───── DATASET EXTRACT ─────

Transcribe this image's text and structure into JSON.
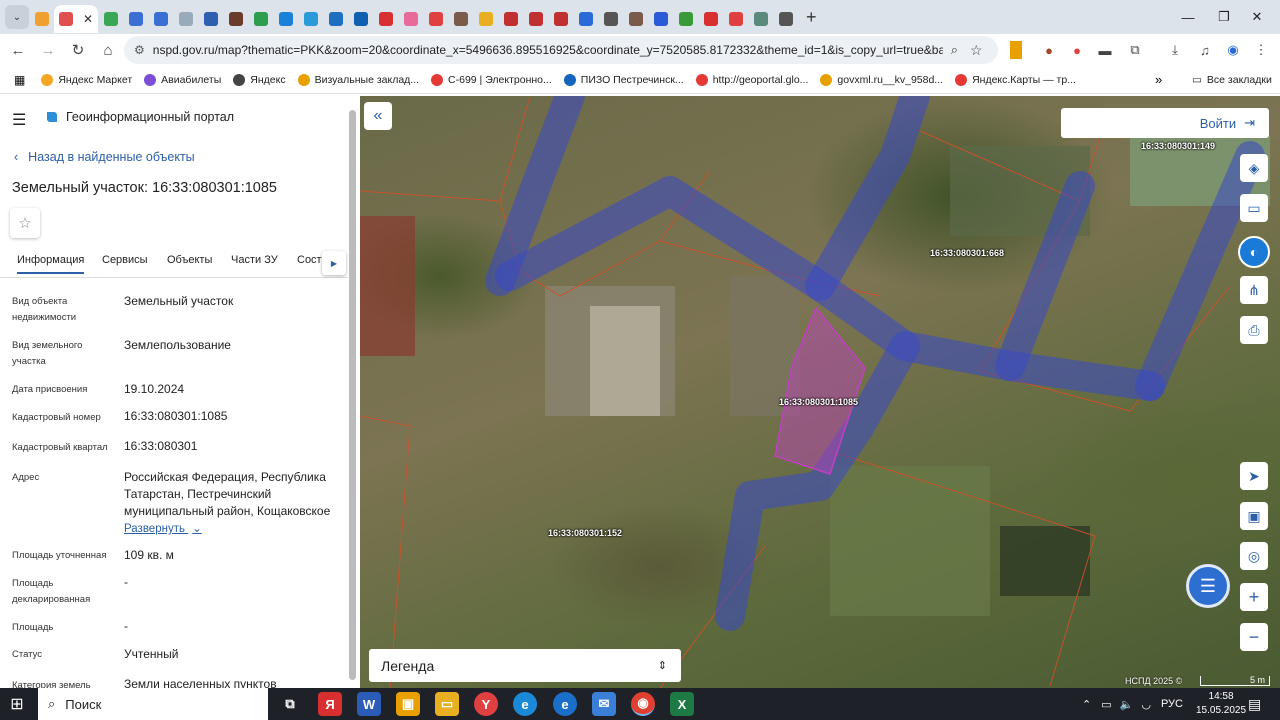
{
  "browser": {
    "url": "nspd.gov.ru/map?thematic=PKK&zoom=20&coordinate_x=5496636.895516925&coordinate_y=7520585.8172332&theme_id=1&is_copy_url=true&baseLaye...",
    "active_tab_close": "✕",
    "new_tab": "+",
    "win_min": "—",
    "win_max": "❐",
    "win_close": "✕"
  },
  "bookmarks": [
    {
      "label": "Яндекс Маркет",
      "color": "#f5a623"
    },
    {
      "label": "Авиабилеты",
      "color": "#7b4fd6"
    },
    {
      "label": "Яндекс",
      "color": "#444444"
    },
    {
      "label": "Визуальные заклад...",
      "color": "#e8a000"
    },
    {
      "label": "С-699 | Электронно...",
      "color": "#e53935"
    },
    {
      "label": "ПИЗО Пестречинск...",
      "color": "#1565c0"
    },
    {
      "label": "http://geoportal.glo...",
      "color": "#e53935"
    },
    {
      "label": "govxml.ru__kv_958d...",
      "color": "#e8a000"
    },
    {
      "label": "Яндекс.Карты — тр...",
      "color": "#e53935"
    }
  ],
  "bookmarks_more": "»",
  "bookmarks_all": "Все закладки",
  "panel": {
    "portal_title": "Геоинформационный портал",
    "back_link": "Назад в найденные объекты",
    "object_title": "Земельный участок: 16:33:080301:1085",
    "tabs": [
      "Информация",
      "Сервисы",
      "Объекты",
      "Части ЗУ",
      "Соста"
    ],
    "properties": [
      {
        "key": "Вид объекта недвижимости",
        "value": "Земельный участок"
      },
      {
        "key": "Вид земельного участка",
        "value": "Землепользование"
      },
      {
        "key": "Дата присвоения",
        "value": "19.10.2024"
      },
      {
        "key": "Кадастровый номер",
        "value": "16:33:080301:1085"
      },
      {
        "key": "Кадастровый квартал",
        "value": "16:33:080301"
      },
      {
        "key": "Адрес",
        "value": "Российская Федерация, Республика Татарстан, Пестречинский муниципальный район, Кощаковское"
      },
      {
        "key": "Площадь уточненная",
        "value": "109 кв. м"
      },
      {
        "key": "Площадь декларированная",
        "value": "-"
      },
      {
        "key": "Площадь",
        "value": "-"
      },
      {
        "key": "Статус",
        "value": "Учтенный"
      },
      {
        "key": "Категория земель",
        "value": "Земли населенных пунктов"
      }
    ],
    "expand_label": "Развернуть"
  },
  "map": {
    "login_label": "Войти",
    "legend_label": "Легенда",
    "labels": [
      "16:33:080301:149",
      "16:33:080301:668",
      "16:33:080301:1085",
      "16:33:080301:152"
    ],
    "attribution": "НСПД 2025 ©",
    "scale_label": "5 m",
    "highlight_color": "#c040c0",
    "network_color": "#3848c8"
  },
  "taskbar": {
    "search_placeholder": "Поиск",
    "lang": "РУС",
    "time": "14:58",
    "date": "15.05.2025"
  }
}
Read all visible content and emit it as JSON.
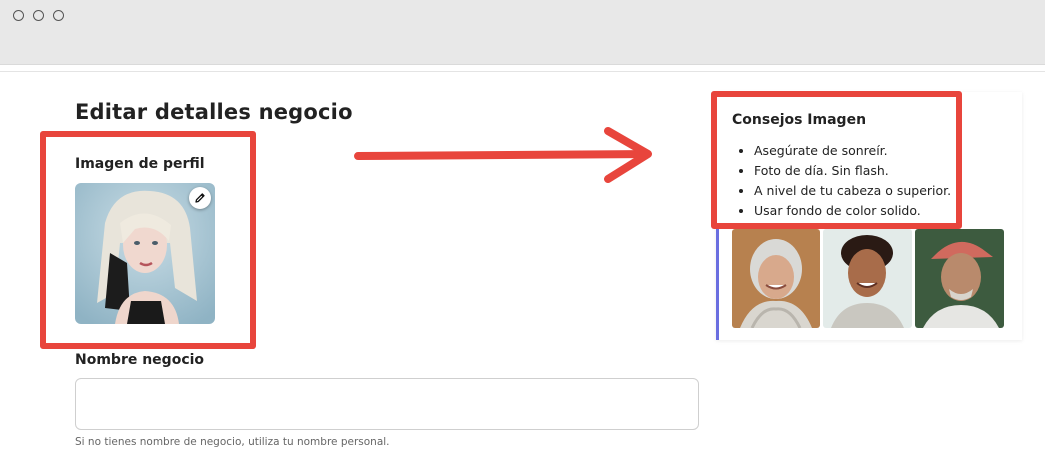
{
  "window": {
    "title_dots": 3
  },
  "form": {
    "title": "Editar detalles negocio",
    "profile_image_label": "Imagen de perfil",
    "business_name_label": "Nombre negocio",
    "business_name_value": "",
    "business_name_helper": "Si no tienes nombre de negocio, utiliza tu nombre personal."
  },
  "tips": {
    "title": "Consejos Imagen",
    "items": [
      "Asegúrate de sonreír.",
      "Foto de día. Sin flash.",
      "A nivel de tu cabeza o superior.",
      "Usar fondo de color solido."
    ]
  },
  "colors": {
    "annotation_red": "#e8453c",
    "tips_accent": "#6a6ee0",
    "titlebar": "#e8e8e8"
  },
  "icons": [
    "pencil-icon",
    "window-dot"
  ]
}
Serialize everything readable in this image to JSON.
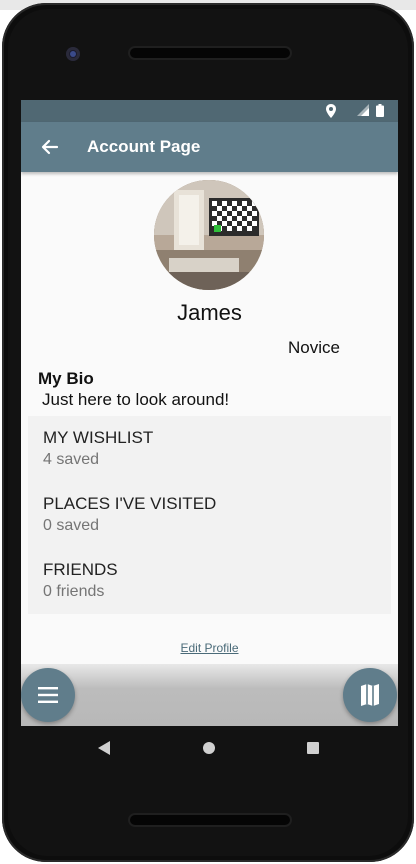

─────

_EXERCISE GOAL_
Copy the records exactly. Skip the pictures.

_COMPLETE ANSWER_
Transcribe this image's text and structure into JSON.
{
  "browser": {
    "url": "nspd.gov.ru/map?thematic=PKK&zoom=20&coordinate_x=5496636.895516925&coordinate_y=7520585.8172332&theme_id=1&is_copy_url=true&baseLaye...",
    "active_tab_close": "✕",
    "new_tab": "+",
    "win_min": "—",
    "win_max": "❐",
    "win_close": "✕"
  },
  "bookmarks": [
    {
      "label": "Яндекс Маркет",
      "color": "#f5a623"
    },
    {
      "label": "Авиабилеты",
      "color": "#7b4fd6"
    },
    {
      "label": "Яндекс",
      "color": "#444444"
    },
    {
      "label": "Визуальные заклад...",
      "color": "#e8a000"
    },
    {
      "label": "С-699 | Электронно...",
      "color": "#e53935"
    },
    {
      "label": "ПИЗО Пестречинск...",
      "color": "#1565c0"
    },
    {
      "label": "http://geoportal.glo...",
      "color": "#e53935"
    },
    {
      "label": "govxml.ru__kv_958d...",
      "color": "#e8a000"
    },
    {
      "label": "Яндекс.Карты — тр...",
      "color": "#e53935"
    }
  ],
  "bookmarks_more": "»",
  "bookmarks_all": "Все закладки",
  "panel": {
    "portal_title": "Геоинформационный портал",
    "back_link": "Назад в найденные объекты",
    "object_title": "Земельный участок: 16:33:080301:1085",
    "tabs": [
      "Информация",
      "Сервисы",
      "Объекты",
      "Части ЗУ",
      "Соста"
    ],
    "properties": [
      {
        "key": "Вид объекта недвижимости",
        "value": "Земельный участок"
      },
      {
        "key": "Вид земельного участка",
        "value": "Землепользование"
      },
      {
        "key": "Дата присвоения",
        "value": "19.10.2024"
      },
      {
        "key": "Кадастровый номер",
        "value": "16:33:080301:1085"
      },
      {
        "key": "Кадастровый квартал",
        "value": "16:33:080301"
      },
      {
        "key": "Адрес",
        "value": "Российская Федерация, Республика Татарстан, Пестречинский муниципальный район, Кощаковское"
      },
      {
        "key": "Площадь уточненная",
        "value": "109 кв. м"
      },
      {
        "key": "Площадь декларированная",
        "value": "-"
      },
      {
        "key": "Площадь",
        "value": "-"
      },
      {
        "key": "Статус",
        "value": "Учтенный"
      },
      {
        "key": "Категория земель",
        "value": "Земли населенных пунктов"
      }
    ],
    "expand_label": "Развернуть"
  },
  "map": {
    "login_label": "Войти",
    "legend_label": "Легенда",
    "labels": [
      "16:33:080301:149",
      "16:33:080301:668",
      "16:33:080301:1085",
      "16:33:080301:152"
    ],
    "attribution": "НСПД 2025 ©",
    "scale_label": "5 m",
    "highlight_color": "#c040c0",
    "network_color": "#3848c8"
  },
  "taskbar": {
    "search_placeholder": "Поиск",
    "lang": "РУС",
    "time": "14:58",
    "date": "15.05.2025"
  }
}
Read all visible content and emit it as JSON.
{
  "window": {
    "title_dots": 3
  },
  "form": {
    "title": "Editar detalles negocio",
    "profile_image_label": "Imagen de perfil",
    "business_name_label": "Nombre negocio",
    "business_name_value": "",
    "business_name_helper": "Si no tienes nombre de negocio, utiliza tu nombre personal."
  },
  "tips": {
    "title": "Consejos Imagen",
    "items": [
      "Asegúrate de sonreír.",
      "Foto de día. Sin flash.",
      "A nivel de tu cabeza o superior.",
      "Usar fondo de color solido."
    ]
  },
  "colors": {
    "annotation_red": "#e8453c",
    "tips_accent": "#6a6ee0",
    "titlebar": "#e8e8e8"
  },
  "icons": [
    "pencil-icon",
    "window-dot"
  ]
}
Serialize everything readable in this image to JSON.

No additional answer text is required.